Return the lines below that carry the word "icon".

* * *

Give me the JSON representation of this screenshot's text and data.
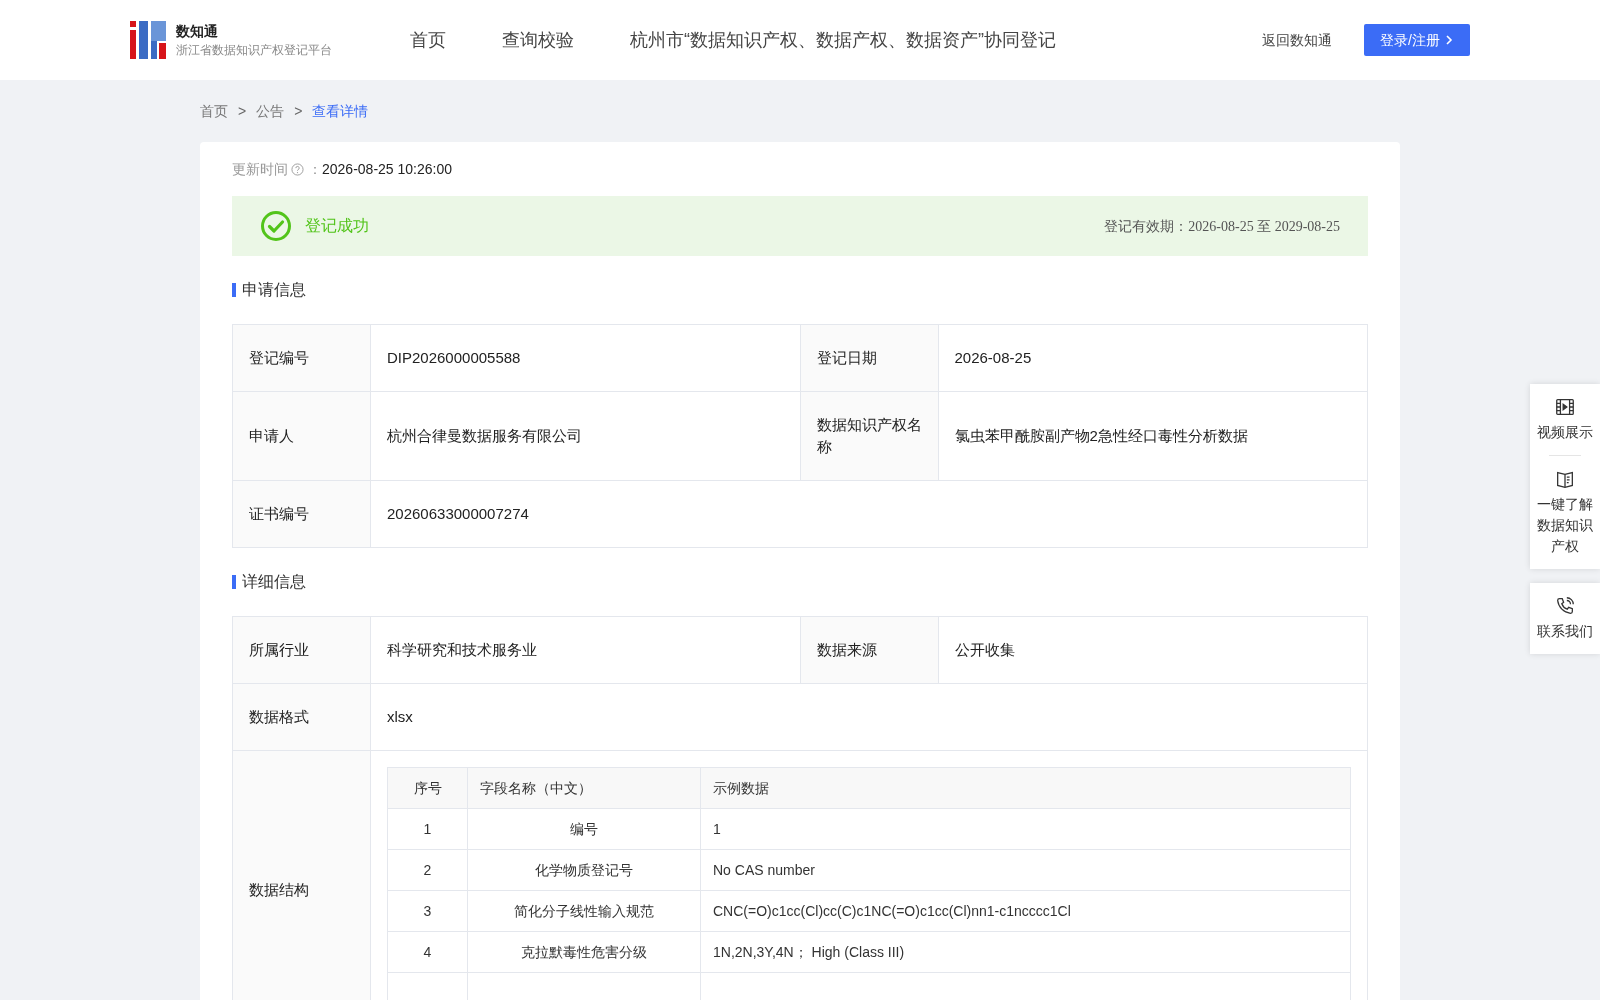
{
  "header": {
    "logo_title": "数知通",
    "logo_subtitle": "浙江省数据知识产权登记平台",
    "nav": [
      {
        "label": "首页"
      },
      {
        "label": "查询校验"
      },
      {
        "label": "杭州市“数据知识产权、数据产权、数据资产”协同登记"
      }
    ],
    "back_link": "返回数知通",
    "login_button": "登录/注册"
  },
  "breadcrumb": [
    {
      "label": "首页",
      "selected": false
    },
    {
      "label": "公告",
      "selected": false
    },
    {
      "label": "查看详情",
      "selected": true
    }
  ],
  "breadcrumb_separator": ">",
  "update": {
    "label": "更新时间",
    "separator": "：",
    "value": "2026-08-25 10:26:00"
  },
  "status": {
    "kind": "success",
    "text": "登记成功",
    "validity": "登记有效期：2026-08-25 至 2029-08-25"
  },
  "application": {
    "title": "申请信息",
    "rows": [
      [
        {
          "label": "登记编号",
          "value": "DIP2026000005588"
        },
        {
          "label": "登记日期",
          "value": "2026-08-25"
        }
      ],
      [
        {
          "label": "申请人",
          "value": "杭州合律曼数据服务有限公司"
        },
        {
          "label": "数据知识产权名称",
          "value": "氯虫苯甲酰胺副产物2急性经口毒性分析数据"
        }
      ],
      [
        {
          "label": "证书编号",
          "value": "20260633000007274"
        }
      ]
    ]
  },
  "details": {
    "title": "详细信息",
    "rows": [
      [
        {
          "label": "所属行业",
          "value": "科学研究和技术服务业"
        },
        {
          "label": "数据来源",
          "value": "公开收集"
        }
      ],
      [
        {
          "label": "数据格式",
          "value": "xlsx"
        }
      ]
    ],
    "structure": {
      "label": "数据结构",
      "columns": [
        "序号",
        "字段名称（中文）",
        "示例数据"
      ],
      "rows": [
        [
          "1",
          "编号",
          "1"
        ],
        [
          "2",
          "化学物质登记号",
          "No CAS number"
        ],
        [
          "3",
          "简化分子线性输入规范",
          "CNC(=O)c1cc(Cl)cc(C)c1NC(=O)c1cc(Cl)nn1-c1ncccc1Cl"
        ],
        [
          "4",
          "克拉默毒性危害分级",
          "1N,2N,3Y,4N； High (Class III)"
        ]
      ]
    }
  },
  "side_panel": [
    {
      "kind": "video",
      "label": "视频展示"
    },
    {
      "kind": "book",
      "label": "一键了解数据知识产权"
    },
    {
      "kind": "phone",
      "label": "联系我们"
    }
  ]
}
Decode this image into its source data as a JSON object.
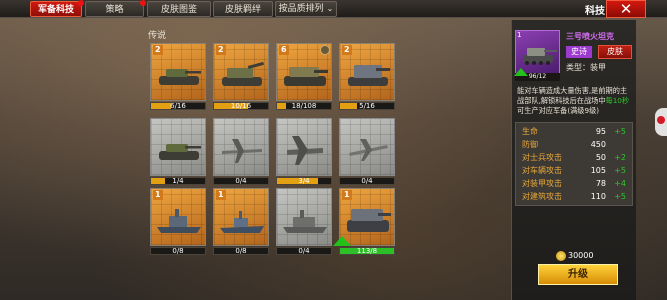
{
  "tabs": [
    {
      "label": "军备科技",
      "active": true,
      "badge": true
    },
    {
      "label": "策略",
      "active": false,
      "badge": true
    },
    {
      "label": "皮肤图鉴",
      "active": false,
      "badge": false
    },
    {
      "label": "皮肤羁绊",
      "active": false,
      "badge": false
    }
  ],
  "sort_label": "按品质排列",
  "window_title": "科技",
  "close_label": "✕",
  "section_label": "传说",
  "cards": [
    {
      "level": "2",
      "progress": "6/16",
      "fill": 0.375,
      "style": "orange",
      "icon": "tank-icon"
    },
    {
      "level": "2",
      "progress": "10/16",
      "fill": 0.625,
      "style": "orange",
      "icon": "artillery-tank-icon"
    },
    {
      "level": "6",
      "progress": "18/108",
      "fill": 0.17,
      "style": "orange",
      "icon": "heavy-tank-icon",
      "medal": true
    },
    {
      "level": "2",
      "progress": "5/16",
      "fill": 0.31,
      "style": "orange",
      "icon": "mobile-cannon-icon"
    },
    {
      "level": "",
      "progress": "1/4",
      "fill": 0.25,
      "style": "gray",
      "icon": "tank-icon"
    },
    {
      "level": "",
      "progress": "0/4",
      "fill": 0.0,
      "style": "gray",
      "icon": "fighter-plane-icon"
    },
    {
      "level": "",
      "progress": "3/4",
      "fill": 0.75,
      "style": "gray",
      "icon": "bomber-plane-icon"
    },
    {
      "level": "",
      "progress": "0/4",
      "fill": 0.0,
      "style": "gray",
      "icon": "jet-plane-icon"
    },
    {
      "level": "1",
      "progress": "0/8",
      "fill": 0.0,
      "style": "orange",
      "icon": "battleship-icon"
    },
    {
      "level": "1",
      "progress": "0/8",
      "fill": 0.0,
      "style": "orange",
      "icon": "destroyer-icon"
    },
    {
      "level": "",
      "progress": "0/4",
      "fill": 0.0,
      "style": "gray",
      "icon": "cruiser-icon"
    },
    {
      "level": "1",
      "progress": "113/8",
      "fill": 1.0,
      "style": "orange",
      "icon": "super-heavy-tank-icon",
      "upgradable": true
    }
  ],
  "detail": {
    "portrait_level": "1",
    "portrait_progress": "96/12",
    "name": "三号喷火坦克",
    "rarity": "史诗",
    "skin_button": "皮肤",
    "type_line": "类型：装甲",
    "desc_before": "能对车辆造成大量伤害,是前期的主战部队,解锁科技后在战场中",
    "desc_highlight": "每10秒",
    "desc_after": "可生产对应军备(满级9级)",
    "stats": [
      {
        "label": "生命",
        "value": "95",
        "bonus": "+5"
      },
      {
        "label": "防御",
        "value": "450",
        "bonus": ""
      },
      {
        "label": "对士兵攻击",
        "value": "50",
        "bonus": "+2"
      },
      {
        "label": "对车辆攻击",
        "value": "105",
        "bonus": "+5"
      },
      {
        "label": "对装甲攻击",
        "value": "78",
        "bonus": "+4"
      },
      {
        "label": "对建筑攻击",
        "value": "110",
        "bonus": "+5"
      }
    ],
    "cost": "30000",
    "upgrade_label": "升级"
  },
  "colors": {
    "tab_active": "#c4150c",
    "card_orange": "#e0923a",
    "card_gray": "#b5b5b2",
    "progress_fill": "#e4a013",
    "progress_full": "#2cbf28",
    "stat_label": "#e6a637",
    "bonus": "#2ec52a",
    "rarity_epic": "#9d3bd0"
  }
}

* * *

== SOLUTION TO THE EXERCISE ==
      "icon": "tank-icon"
      "icon": "artillery-tank-icon"
      "icon": "heavy-tank-icon",
      "icon": "mobile-cannon-icon"
      "icon": "tank-icon"
      "icon": "fighter-plane-icon"
      "icon": "bomber-plane-icon"
      "icon": "jet-plane-icon"
      "icon": "battleship-icon"
      "icon": "destroyer-icon"
      "icon": "cruiser-icon"
      "icon": "super-heavy-tank-icon",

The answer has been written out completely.